## EXTRACTED DATA
— begin —

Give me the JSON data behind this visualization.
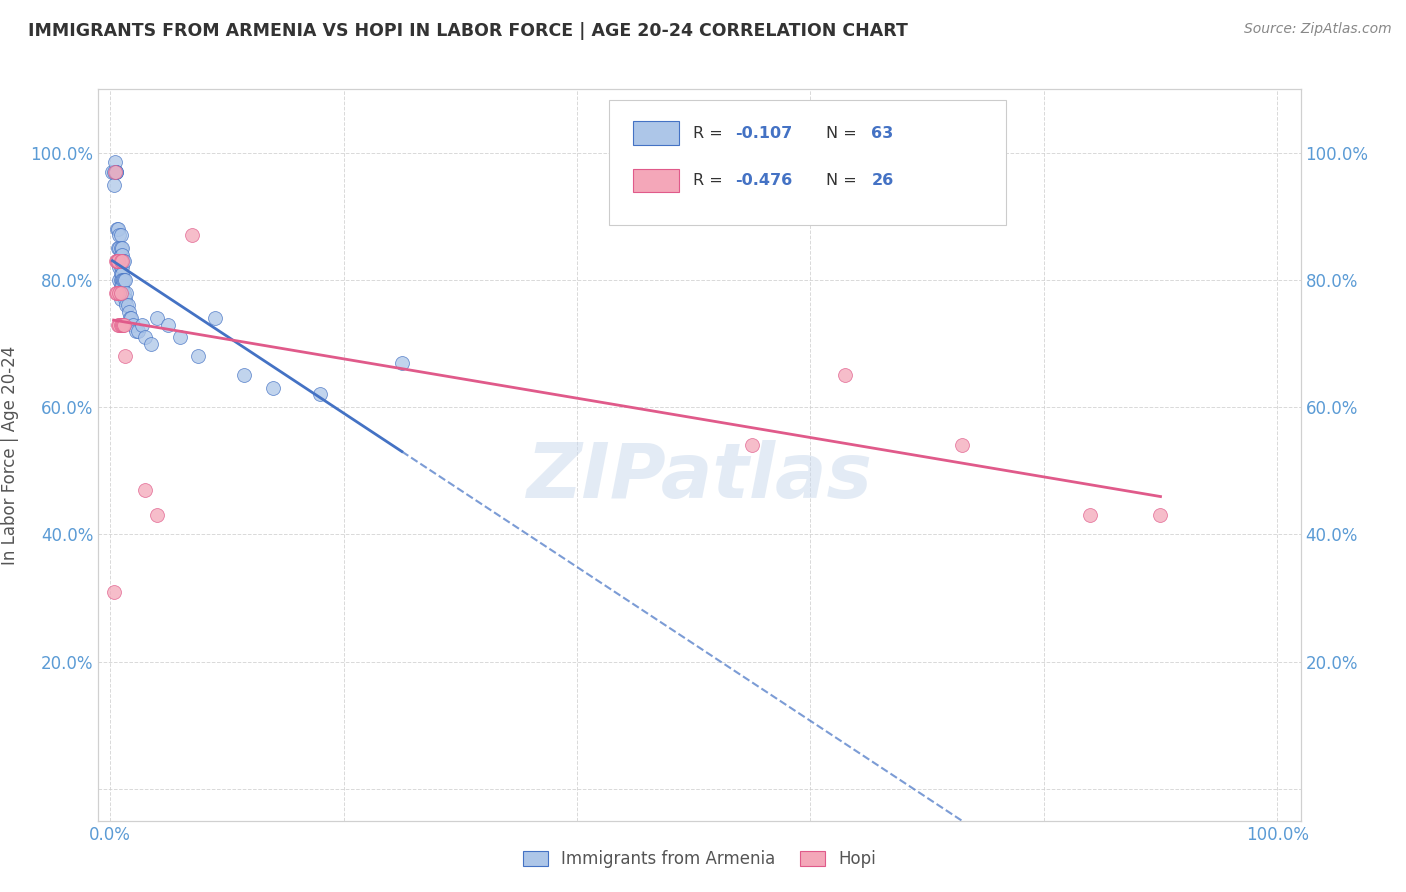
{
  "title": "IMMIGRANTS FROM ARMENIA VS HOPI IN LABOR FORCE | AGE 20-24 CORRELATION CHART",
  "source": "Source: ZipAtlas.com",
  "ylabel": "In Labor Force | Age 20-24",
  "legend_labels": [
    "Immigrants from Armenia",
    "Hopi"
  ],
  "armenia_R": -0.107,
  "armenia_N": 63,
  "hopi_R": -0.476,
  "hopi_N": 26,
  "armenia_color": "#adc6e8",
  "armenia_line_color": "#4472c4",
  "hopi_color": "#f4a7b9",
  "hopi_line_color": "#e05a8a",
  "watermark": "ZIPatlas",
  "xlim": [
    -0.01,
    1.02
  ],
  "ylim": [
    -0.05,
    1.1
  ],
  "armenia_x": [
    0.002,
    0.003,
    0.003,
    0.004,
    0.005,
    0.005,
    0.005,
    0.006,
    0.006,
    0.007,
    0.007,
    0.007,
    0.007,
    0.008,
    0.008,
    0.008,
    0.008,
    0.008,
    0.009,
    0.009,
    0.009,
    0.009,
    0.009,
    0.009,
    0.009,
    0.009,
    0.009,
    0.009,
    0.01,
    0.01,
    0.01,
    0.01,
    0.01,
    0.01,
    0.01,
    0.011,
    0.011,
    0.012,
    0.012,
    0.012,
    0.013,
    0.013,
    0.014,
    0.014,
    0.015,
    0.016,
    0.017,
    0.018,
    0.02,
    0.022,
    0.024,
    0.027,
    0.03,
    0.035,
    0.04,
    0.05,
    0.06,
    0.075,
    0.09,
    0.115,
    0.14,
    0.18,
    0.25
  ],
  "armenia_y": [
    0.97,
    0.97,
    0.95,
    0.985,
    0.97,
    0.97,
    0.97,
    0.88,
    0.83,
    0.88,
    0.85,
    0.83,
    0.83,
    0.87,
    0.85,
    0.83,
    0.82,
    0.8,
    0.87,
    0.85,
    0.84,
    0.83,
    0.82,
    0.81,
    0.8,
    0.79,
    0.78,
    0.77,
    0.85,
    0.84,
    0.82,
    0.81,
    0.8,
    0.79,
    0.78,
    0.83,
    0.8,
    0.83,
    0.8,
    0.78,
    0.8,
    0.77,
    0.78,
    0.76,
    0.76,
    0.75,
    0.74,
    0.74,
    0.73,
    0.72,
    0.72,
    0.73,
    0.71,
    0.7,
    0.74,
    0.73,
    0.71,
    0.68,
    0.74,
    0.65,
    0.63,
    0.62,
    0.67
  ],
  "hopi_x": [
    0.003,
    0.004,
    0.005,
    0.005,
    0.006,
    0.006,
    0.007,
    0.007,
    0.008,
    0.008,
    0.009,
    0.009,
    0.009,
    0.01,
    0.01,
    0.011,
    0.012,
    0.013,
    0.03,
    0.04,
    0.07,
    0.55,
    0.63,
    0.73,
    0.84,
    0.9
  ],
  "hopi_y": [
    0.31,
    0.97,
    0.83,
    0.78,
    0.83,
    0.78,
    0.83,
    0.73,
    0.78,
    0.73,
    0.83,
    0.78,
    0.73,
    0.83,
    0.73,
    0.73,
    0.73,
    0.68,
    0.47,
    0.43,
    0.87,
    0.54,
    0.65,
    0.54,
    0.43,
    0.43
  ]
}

— end —

## INSTRUCTIONS FOR THE TASK
Quote the full listing above word for word; exclude every picture from the copy.

## RESPONSE TO THIS TASK
Give me the JSON data behind this visualization.
{
  "title": "IMMIGRANTS FROM ARMENIA VS HOPI IN LABOR FORCE | AGE 20-24 CORRELATION CHART",
  "source": "Source: ZipAtlas.com",
  "ylabel": "In Labor Force | Age 20-24",
  "legend_labels": [
    "Immigrants from Armenia",
    "Hopi"
  ],
  "armenia_R": -0.107,
  "armenia_N": 63,
  "hopi_R": -0.476,
  "hopi_N": 26,
  "armenia_color": "#adc6e8",
  "armenia_line_color": "#4472c4",
  "hopi_color": "#f4a7b9",
  "hopi_line_color": "#e05a8a",
  "watermark": "ZIPatlas",
  "xlim": [
    -0.01,
    1.02
  ],
  "ylim": [
    -0.05,
    1.1
  ],
  "armenia_x": [
    0.002,
    0.003,
    0.003,
    0.004,
    0.005,
    0.005,
    0.005,
    0.006,
    0.006,
    0.007,
    0.007,
    0.007,
    0.007,
    0.008,
    0.008,
    0.008,
    0.008,
    0.008,
    0.009,
    0.009,
    0.009,
    0.009,
    0.009,
    0.009,
    0.009,
    0.009,
    0.009,
    0.009,
    0.01,
    0.01,
    0.01,
    0.01,
    0.01,
    0.01,
    0.01,
    0.011,
    0.011,
    0.012,
    0.012,
    0.012,
    0.013,
    0.013,
    0.014,
    0.014,
    0.015,
    0.016,
    0.017,
    0.018,
    0.02,
    0.022,
    0.024,
    0.027,
    0.03,
    0.035,
    0.04,
    0.05,
    0.06,
    0.075,
    0.09,
    0.115,
    0.14,
    0.18,
    0.25
  ],
  "armenia_y": [
    0.97,
    0.97,
    0.95,
    0.985,
    0.97,
    0.97,
    0.97,
    0.88,
    0.83,
    0.88,
    0.85,
    0.83,
    0.83,
    0.87,
    0.85,
    0.83,
    0.82,
    0.8,
    0.87,
    0.85,
    0.84,
    0.83,
    0.82,
    0.81,
    0.8,
    0.79,
    0.78,
    0.77,
    0.85,
    0.84,
    0.82,
    0.81,
    0.8,
    0.79,
    0.78,
    0.83,
    0.8,
    0.83,
    0.8,
    0.78,
    0.8,
    0.77,
    0.78,
    0.76,
    0.76,
    0.75,
    0.74,
    0.74,
    0.73,
    0.72,
    0.72,
    0.73,
    0.71,
    0.7,
    0.74,
    0.73,
    0.71,
    0.68,
    0.74,
    0.65,
    0.63,
    0.62,
    0.67
  ],
  "hopi_x": [
    0.003,
    0.004,
    0.005,
    0.005,
    0.006,
    0.006,
    0.007,
    0.007,
    0.008,
    0.008,
    0.009,
    0.009,
    0.009,
    0.01,
    0.01,
    0.011,
    0.012,
    0.013,
    0.03,
    0.04,
    0.07,
    0.55,
    0.63,
    0.73,
    0.84,
    0.9
  ],
  "hopi_y": [
    0.31,
    0.97,
    0.83,
    0.78,
    0.83,
    0.78,
    0.83,
    0.73,
    0.78,
    0.73,
    0.83,
    0.78,
    0.73,
    0.83,
    0.73,
    0.73,
    0.73,
    0.68,
    0.47,
    0.43,
    0.87,
    0.54,
    0.65,
    0.54,
    0.43,
    0.43
  ]
}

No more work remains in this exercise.